> [DESCRIPTION OF THE TASK] Identify the lines that include the word "name", then copy all of them.

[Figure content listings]
::::::

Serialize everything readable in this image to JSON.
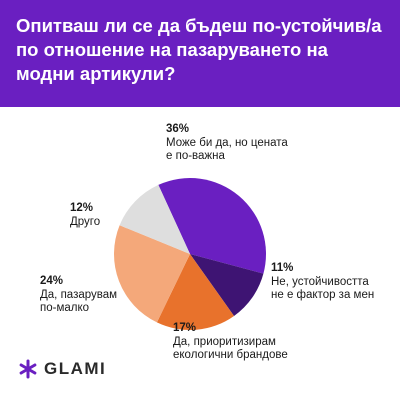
{
  "header": {
    "title": "Опитваш ли се да бъдеш по-устойчив/а по отношение на пазаруването на модни артикули?"
  },
  "chart_data": {
    "type": "pie",
    "title": "Опитваш ли се да бъдеш по-устойчив/а по отношение на пазаруването на модни артикули?",
    "slices": [
      {
        "label": "Може би да, но цената\nе по-важна",
        "value": 36,
        "display": "36%",
        "color": "#6a1fc1"
      },
      {
        "label": "Не, устойчивостта\nне е фактор за мен",
        "value": 11,
        "display": "11%",
        "color": "#3e1473"
      },
      {
        "label": "Да, приоритизирам\nекологични брандове",
        "value": 17,
        "display": "17%",
        "color": "#e8722c"
      },
      {
        "label": "Да, пазарувам\nпо-малко",
        "value": 24,
        "display": "24%",
        "color": "#f4a87a"
      },
      {
        "label": "Друго",
        "value": 12,
        "display": "12%",
        "color": "#dedede"
      }
    ]
  },
  "brand": {
    "name": "GLAMI",
    "icon": "asterisk-logo-icon",
    "color": "#6a1fc1"
  }
}
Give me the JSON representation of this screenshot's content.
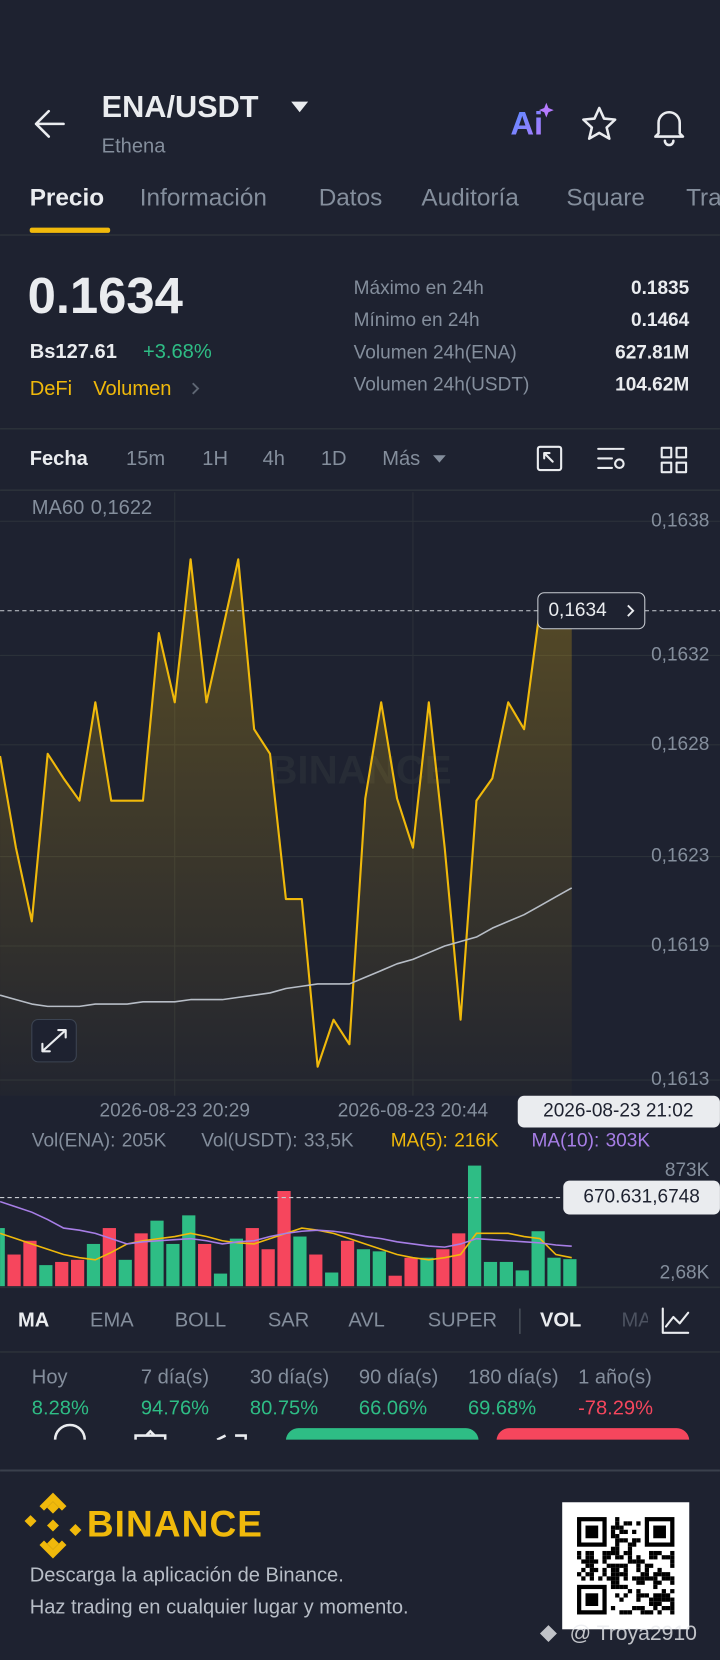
{
  "header": {
    "pair": "ENA/USDT",
    "name": "Ethena",
    "ai": "Ai"
  },
  "tabs": [
    "Precio",
    "Información",
    "Datos",
    "Auditoría",
    "Square",
    "Tra"
  ],
  "price": {
    "last": "0.1634",
    "local": "Bs127.61",
    "change": "+3.68%",
    "tags": [
      "DeFi",
      "Volumen"
    ]
  },
  "stats": [
    {
      "label": "Máximo en 24h",
      "value": "0.1835"
    },
    {
      "label": "Mínimo en 24h",
      "value": "0.1464"
    },
    {
      "label": "Volumen 24h(ENA)",
      "value": "627.81M"
    },
    {
      "label": "Volumen 24h(USDT)",
      "value": "104.62M"
    }
  ],
  "intervals": [
    "Fecha",
    "15m",
    "1H",
    "4h",
    "1D",
    "Más"
  ],
  "chart_data": [
    {
      "type": "line",
      "categories": [
        null,
        null,
        null,
        null,
        null,
        null,
        null,
        null,
        null,
        null,
        null,
        "2026-08-23 20:29",
        null,
        null,
        null,
        null,
        null,
        null,
        null,
        null,
        null,
        null,
        null,
        null,
        null,
        null,
        "2026-08-23 20:44",
        null,
        null,
        null,
        null,
        null,
        null,
        null,
        null,
        null,
        null
      ],
      "series": [
        {
          "color": "#f0b90b",
          "values": [
            0.16275,
            0.16234,
            0.16201,
            0.16276,
            0.16265,
            0.16255,
            0.16299,
            0.16255,
            0.16255,
            0.16255,
            0.1633,
            0.16299,
            0.16363,
            0.16299,
            0.16331,
            0.16363,
            0.16287,
            0.16276,
            0.16211,
            0.16211,
            0.16136,
            0.16157,
            0.16146,
            0.16256,
            0.16299,
            0.16256,
            0.16234,
            0.16299,
            0.16234,
            0.16157,
            0.16255,
            0.16265,
            0.16299,
            0.16287,
            0.16341,
            0.16341,
            0.16341
          ]
        },
        {
          "name": "MA60",
          "value_label": "0,1622",
          "color": "#b7bdc6",
          "values": [
            0.16168,
            0.16166,
            0.16164,
            0.16163,
            0.16163,
            0.16163,
            0.16164,
            0.16164,
            0.16164,
            0.16165,
            0.16165,
            0.16165,
            0.16166,
            0.16166,
            0.16166,
            0.16167,
            0.16168,
            0.16169,
            0.16171,
            0.16172,
            0.16173,
            0.16173,
            0.16173,
            0.16176,
            0.16179,
            0.16182,
            0.16184,
            0.16187,
            0.1619,
            0.16192,
            0.16194,
            0.16198,
            0.16201,
            0.16204,
            0.16208,
            0.16212,
            0.16216
          ]
        }
      ],
      "ylim": [
        0.16123,
        0.16393
      ],
      "yticks": [
        {
          "value": 0.1638,
          "label": "0,1638"
        },
        {
          "value": 0.1632,
          "label": "0,1632"
        },
        {
          "value": 0.1628,
          "label": "0,1628"
        },
        {
          "value": 0.1623,
          "label": "0,1623"
        },
        {
          "value": 0.1619,
          "label": "0,1619"
        },
        {
          "value": 0.1613,
          "label": "0,1613"
        }
      ],
      "last_price": {
        "value": 0.1634,
        "label": "0,1634"
      },
      "crosshair_x_label": "2026-08-23 21:02",
      "watermark": "BINANCE",
      "grid": true
    },
    {
      "type": "bar",
      "series": [
        {
          "name": "Vol(ENA):",
          "value_label": "205K",
          "values": [
            440000,
            240000,
            344000,
            160000,
            184000,
            200000,
            320000,
            440000,
            200000,
            400000,
            496000,
            320000,
            536000,
            320000,
            96000,
            360000,
            440000,
            280000,
            720000,
            376000,
            240000,
            104000,
            344000,
            280000,
            264000,
            80000,
            216000,
            216000,
            280000,
            400000,
            912000,
            184000,
            184000,
            120000,
            416000,
            216000,
            205000
          ],
          "colors": [
            "#2ebd85",
            "#f6465d",
            "#f6465d",
            "#2ebd85",
            "#f6465d",
            "#f6465d",
            "#2ebd85",
            "#f6465d",
            "#2ebd85",
            "#f6465d",
            "#2ebd85",
            "#2ebd85",
            "#2ebd85",
            "#f6465d",
            "#2ebd85",
            "#2ebd85",
            "#f6465d",
            "#f6465d",
            "#f6465d",
            "#2ebd85",
            "#f6465d",
            "#2ebd85",
            "#f6465d",
            "#2ebd85",
            "#2ebd85",
            "#f6465d",
            "#f6465d",
            "#2ebd85",
            "#f6465d",
            "#f6465d",
            "#2ebd85",
            "#2ebd85",
            "#2ebd85",
            "#2ebd85",
            "#2ebd85",
            "#2ebd85",
            "#2ebd85"
          ]
        },
        {
          "name": "MA(5):",
          "value_label": "216K",
          "color": "#f0b90b",
          "values": [
            400000,
            360000,
            320000,
            280000,
            240000,
            216000,
            200000,
            256000,
            320000,
            344000,
            360000,
            376000,
            400000,
            376000,
            344000,
            328000,
            320000,
            360000,
            400000,
            440000,
            424000,
            400000,
            360000,
            320000,
            280000,
            240000,
            216000,
            200000,
            216000,
            240000,
            400000,
            400000,
            400000,
            376000,
            360000,
            240000,
            216000
          ]
        },
        {
          "name": "MA(10):",
          "value_label": "303K",
          "color": "#a77ee6",
          "values": [
            640000,
            600000,
            560000,
            504000,
            440000,
            424000,
            400000,
            360000,
            320000,
            336000,
            344000,
            352000,
            360000,
            344000,
            320000,
            336000,
            344000,
            376000,
            400000,
            416000,
            424000,
            416000,
            400000,
            376000,
            360000,
            336000,
            320000,
            304000,
            296000,
            320000,
            360000,
            352000,
            344000,
            336000,
            328000,
            312000,
            303000
          ]
        }
      ],
      "usdt_volume": {
        "name": "Vol(USDT):",
        "value_label": "33,5K"
      },
      "ylim": [
        0,
        920000
      ],
      "yticks": [
        {
          "value": 873000,
          "label": "873K"
        },
        {
          "value": 2680,
          "label": "2,68K"
        }
      ],
      "crosshair": {
        "value": 670631.6748,
        "label": "670.631,6748"
      }
    }
  ],
  "indicators": [
    "MA",
    "EMA",
    "BOLL",
    "SAR",
    "AVL",
    "SUPER",
    "VOL",
    "MA"
  ],
  "performance": [
    {
      "label": "Hoy",
      "value": "8,28%"
    },
    {
      "label": "7 día(s)",
      "value": "94,76%"
    },
    {
      "label": "30 día(s)",
      "value": "80,75%"
    },
    {
      "label": "90 día(s)",
      "value": "66,06%"
    },
    {
      "label": "180 día(s)",
      "value": "69,68%"
    },
    {
      "label": "1 año(s)",
      "value": "-78,29%"
    }
  ],
  "footer": {
    "brand": "BINANCE",
    "line1": "Descarga la aplicación de Binance.",
    "line2": "Haz trading en cualquier lugar y momento.",
    "watermark": "@ Troya2910"
  }
}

::::::

> [TASK SOLUTION]
    "name": "GLAMI",
    "name": "Ethena",
          "name": "MA60",
          "name": "Vol(ENA):",
          "name": "MA(5):",
          "name": "MA(10):",
        "name": "Vol(USDT):",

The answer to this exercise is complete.